## Start EXTRACTED DATA

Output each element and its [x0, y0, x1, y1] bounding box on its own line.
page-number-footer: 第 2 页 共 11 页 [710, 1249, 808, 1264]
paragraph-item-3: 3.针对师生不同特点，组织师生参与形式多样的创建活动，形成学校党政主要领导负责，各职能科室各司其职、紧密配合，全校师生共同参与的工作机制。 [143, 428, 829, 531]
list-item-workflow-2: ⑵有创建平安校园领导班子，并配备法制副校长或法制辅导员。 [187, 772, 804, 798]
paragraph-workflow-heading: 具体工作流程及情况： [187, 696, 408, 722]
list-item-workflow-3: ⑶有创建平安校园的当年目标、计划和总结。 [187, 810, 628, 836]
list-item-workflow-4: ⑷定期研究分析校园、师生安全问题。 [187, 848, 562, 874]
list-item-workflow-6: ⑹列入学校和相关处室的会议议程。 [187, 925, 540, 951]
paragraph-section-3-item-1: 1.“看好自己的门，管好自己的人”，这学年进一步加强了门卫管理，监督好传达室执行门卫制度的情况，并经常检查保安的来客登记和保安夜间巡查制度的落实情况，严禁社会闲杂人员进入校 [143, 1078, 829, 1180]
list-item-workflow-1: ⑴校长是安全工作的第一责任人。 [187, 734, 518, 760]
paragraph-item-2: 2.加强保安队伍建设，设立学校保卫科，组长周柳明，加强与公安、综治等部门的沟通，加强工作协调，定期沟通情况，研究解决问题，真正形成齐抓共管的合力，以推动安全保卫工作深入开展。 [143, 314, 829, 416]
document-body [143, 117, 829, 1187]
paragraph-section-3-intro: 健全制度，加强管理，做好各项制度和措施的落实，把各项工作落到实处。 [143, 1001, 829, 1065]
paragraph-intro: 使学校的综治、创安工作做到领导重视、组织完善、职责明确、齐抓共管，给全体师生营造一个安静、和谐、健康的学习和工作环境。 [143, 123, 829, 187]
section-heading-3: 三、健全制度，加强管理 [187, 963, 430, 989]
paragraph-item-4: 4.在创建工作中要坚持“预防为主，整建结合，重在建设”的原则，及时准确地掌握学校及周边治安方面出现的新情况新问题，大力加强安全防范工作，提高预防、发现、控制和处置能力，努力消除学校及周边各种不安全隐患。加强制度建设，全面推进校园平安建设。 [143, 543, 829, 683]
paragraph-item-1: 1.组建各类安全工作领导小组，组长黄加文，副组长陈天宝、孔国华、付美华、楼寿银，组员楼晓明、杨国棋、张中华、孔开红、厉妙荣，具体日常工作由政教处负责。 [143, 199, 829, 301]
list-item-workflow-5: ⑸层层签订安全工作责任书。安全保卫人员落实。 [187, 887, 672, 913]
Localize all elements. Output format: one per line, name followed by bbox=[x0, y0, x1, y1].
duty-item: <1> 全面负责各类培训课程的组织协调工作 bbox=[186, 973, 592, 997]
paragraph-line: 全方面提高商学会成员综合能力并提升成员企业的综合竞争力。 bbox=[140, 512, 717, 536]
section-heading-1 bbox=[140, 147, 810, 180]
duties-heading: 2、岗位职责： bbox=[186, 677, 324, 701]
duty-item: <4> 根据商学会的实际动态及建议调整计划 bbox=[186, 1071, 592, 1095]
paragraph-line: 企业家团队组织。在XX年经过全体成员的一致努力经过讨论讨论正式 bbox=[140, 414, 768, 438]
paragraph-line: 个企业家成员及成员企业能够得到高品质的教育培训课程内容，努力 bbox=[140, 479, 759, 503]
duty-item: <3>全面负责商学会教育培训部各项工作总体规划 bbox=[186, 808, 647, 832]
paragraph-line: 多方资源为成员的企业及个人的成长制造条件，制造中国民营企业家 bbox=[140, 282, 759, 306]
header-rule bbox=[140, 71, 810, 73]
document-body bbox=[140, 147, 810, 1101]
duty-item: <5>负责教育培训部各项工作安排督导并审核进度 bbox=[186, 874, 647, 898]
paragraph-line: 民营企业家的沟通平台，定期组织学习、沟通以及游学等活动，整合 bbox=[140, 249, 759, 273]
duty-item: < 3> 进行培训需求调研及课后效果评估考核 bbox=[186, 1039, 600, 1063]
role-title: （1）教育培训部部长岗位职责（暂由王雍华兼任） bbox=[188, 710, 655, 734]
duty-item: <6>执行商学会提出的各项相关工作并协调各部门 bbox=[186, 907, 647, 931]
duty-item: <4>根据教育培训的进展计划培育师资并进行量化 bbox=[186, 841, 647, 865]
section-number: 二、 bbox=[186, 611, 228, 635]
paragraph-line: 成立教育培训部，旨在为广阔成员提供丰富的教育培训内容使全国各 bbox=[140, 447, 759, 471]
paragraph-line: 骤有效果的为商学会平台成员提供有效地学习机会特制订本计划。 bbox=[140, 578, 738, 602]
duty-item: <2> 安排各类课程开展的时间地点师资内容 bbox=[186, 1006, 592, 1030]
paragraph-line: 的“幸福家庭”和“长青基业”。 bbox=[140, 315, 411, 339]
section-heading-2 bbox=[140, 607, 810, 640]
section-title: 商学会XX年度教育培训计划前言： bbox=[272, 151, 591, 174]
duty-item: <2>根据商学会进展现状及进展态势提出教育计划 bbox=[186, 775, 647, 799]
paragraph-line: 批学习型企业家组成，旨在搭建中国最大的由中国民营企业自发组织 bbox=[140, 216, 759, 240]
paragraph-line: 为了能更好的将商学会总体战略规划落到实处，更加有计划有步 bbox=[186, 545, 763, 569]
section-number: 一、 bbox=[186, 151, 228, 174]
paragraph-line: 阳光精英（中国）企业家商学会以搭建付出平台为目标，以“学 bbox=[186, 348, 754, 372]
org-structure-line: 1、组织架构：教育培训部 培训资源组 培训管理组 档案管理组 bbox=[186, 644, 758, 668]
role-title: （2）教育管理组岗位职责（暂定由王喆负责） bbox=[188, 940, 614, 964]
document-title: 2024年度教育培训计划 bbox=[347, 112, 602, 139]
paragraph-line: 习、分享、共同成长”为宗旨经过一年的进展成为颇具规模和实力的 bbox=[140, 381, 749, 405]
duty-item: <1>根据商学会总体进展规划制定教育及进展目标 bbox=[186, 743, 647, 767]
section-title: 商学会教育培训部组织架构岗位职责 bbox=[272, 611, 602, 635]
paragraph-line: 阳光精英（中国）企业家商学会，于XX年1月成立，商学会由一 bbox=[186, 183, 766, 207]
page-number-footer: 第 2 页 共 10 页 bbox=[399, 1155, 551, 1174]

## End EXTRACTED DATA

#### TASK BRIEF
Count the lines in the material that contain the string "document", treating uppercase and lowercase as distinct. Give only the number.

#### EXERCISE OUTPUT
3